GOAL => Make an exact copy of the entries below with the pictures removed.

Stored entries =>
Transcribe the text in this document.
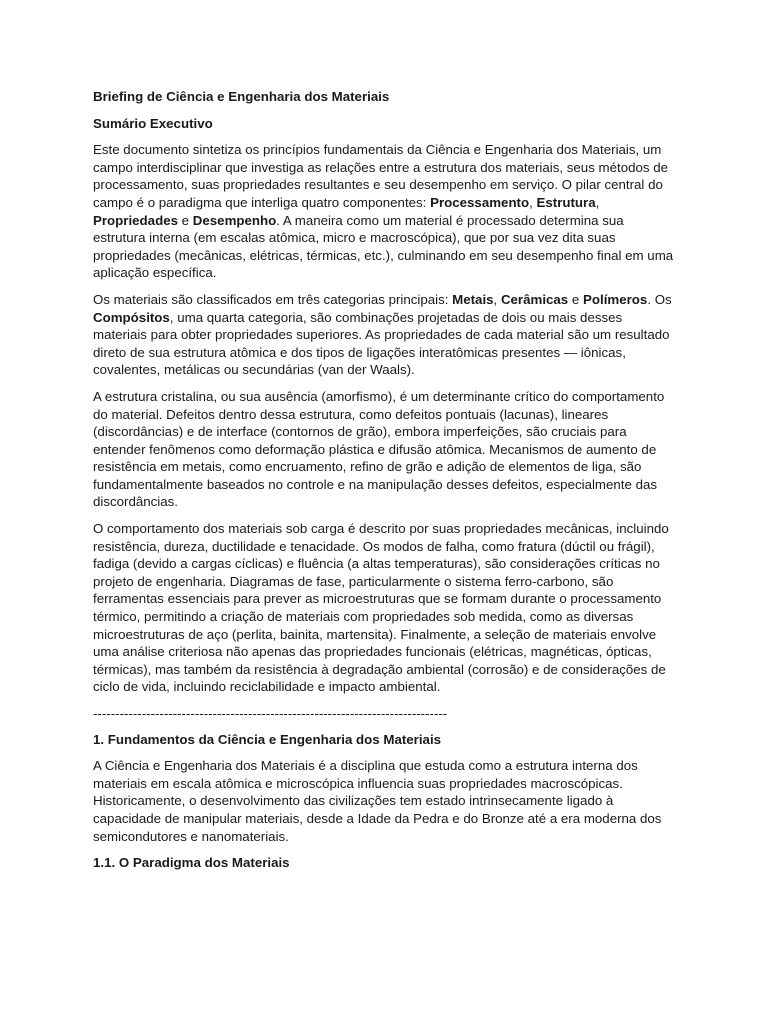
Briefing de Ciência e Engenharia dos Materiais
Sumário Executivo

Este documento sintetiza os princípios fundamentais da Ciência e Engenharia dos Materiais, um campo interdisciplinar que investiga as relações entre a estrutura dos materiais, seus métodos de processamento, suas propriedades resultantes e seu desempenho em serviço. O pilar central do campo é o paradigma que interliga quatro componentes: Processamento, Estrutura, Propriedades e Desempenho. A maneira como um material é processado determina sua estrutura interna (em escalas atômica, micro e macroscópica), que por sua vez dita suas propriedades (mecânicas, elétricas, térmicas, etc.), culminando em seu desempenho final em uma aplicação específica.

Os materiais são classificados em três categorias principais: Metais, Cerâmicas e Polímeros. Os Compósitos, uma quarta categoria, são combinações projetadas de dois ou mais desses materiais para obter propriedades superiores. As propriedades de cada material são um resultado direto de sua estrutura atômica e dos tipos de ligações interatômicas presentes — iônicas, covalentes, metálicas ou secundárias (van der Waals).

A estrutura cristalina, ou sua ausência (amorfismo), é um determinante crítico do comportamento do material. Defeitos dentro dessa estrutura, como defeitos pontuais (lacunas), lineares (discordâncias) e de interface (contornos de grão), embora imperfeições, são cruciais para entender fenômenos como deformação plástica e difusão atômica. Mecanismos de aumento de resistência em metais, como encruamento, refino de grão e adição de elementos de liga, são fundamentalmente baseados no controle e na manipulação desses defeitos, especialmente das discordâncias.

O comportamento dos materiais sob carga é descrito por suas propriedades mecânicas, incluindo resistência, dureza, ductilidade e tenacidade. Os modos de falha, como fratura (dúctil ou frágil), fadiga (devido a cargas cíclicas) e fluência (a altas temperaturas), são considerações críticas no projeto de engenharia. Diagramas de fase, particularmente o sistema ferro-carbono, são ferramentas essenciais para prever as microestruturas que se formam durante o processamento térmico, permitindo a criação de materiais com propriedades sob medida, como as diversas microestruturas de aço (perlita, bainita, martensita). Finalmente, a seleção de materiais envolve uma análise criteriosa não apenas das propriedades funcionais (elétricas, magnéticas, ópticas, térmicas), mas também da resistência à degradação ambiental (corrosão) e de considerações de ciclo de vida, incluindo reciclabilidade e impacto ambiental.

--------------------------------------------------------------------------------
1. Fundamentos da Ciência e Engenharia dos Materiais

A Ciência e Engenharia dos Materiais é a disciplina que estuda como a estrutura interna dos materiais em escala atômica e microscópica influencia suas propriedades macroscópicas. Historicamente, o desenvolvimento das civilizações tem estado intrinsecamente ligado à capacidade de manipular materiais, desde a Idade da Pedra e do Bronze até a era moderna dos semicondutores e nanomateriais.

1.1. O Paradigma dos Materiais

EXERCISE ANSWER =>
Transcribe the text in this document.
Briefing de Ciência e Engenharia dos Materiais
Sumário Executivo

Este documento sintetiza os princípios fundamentais da Ciência e Engenharia dos Materiais, um campo interdisciplinar que investiga as relações entre a estrutura dos materiais, seus métodos de processamento, suas propriedades resultantes e seu desempenho em serviço. O pilar central do campo é o paradigma que interliga quatro componentes: Processamento, Estrutura, Propriedades e Desempenho. A maneira como um material é processado determina sua estrutura interna (em escalas atômica, micro e macroscópica), que por sua vez dita suas propriedades (mecânicas, elétricas, térmicas, etc.), culminando em seu desempenho final em uma aplicação específica.

Os materiais são classificados em três categorias principais: Metais, Cerâmicas e Polímeros. Os Compósitos, uma quarta categoria, são combinações projetadas de dois ou mais desses materiais para obter propriedades superiores. As propriedades de cada material são um resultado direto de sua estrutura atômica e dos tipos de ligações interatômicas presentes — iônicas, covalentes, metálicas ou secundárias (van der Waals).

A estrutura cristalina, ou sua ausência (amorfismo), é um determinante crítico do comportamento do material. Defeitos dentro dessa estrutura, como defeitos pontuais (lacunas), lineares (discordâncias) e de interface (contornos de grão), embora imperfeições, são cruciais para entender fenômenos como deformação plástica e difusão atômica. Mecanismos de aumento de resistência em metais, como encruamento, refino de grão e adição de elementos de liga, são fundamentalmente baseados no controle e na manipulação desses defeitos, especialmente das discordâncias.

O comportamento dos materiais sob carga é descrito por suas propriedades mecânicas, incluindo resistência, dureza, ductilidade e tenacidade. Os modos de falha, como fratura (dúctil ou frágil), fadiga (devido a cargas cíclicas) e fluência (a altas temperaturas), são considerações críticas no projeto de engenharia. Diagramas de fase, particularmente o sistema ferro-carbono, são ferramentas essenciais para prever as microestruturas que se formam durante o processamento térmico, permitindo a criação de materiais com propriedades sob medida, como as diversas microestruturas de aço (perlita, bainita, martensita). Finalmente, a seleção de materiais envolve uma análise criteriosa não apenas das propriedades funcionais (elétricas, magnéticas, ópticas, térmicas), mas também da resistência à degradação ambiental (corrosão) e de considerações de ciclo de vida, incluindo reciclabilidade e impacto ambiental.

--------------------------------------------------------------------------------
1. Fundamentos da Ciência e Engenharia dos Materiais

A Ciência e Engenharia dos Materiais é a disciplina que estuda como a estrutura interna dos materiais em escala atômica e microscópica influencia suas propriedades macroscópicas. Historicamente, o desenvolvimento das civilizações tem estado intrinsecamente ligado à capacidade de manipular materiais, desde a Idade da Pedra e do Bronze até a era moderna dos semicondutores e nanomateriais.

1.1. O Paradigma dos Materiais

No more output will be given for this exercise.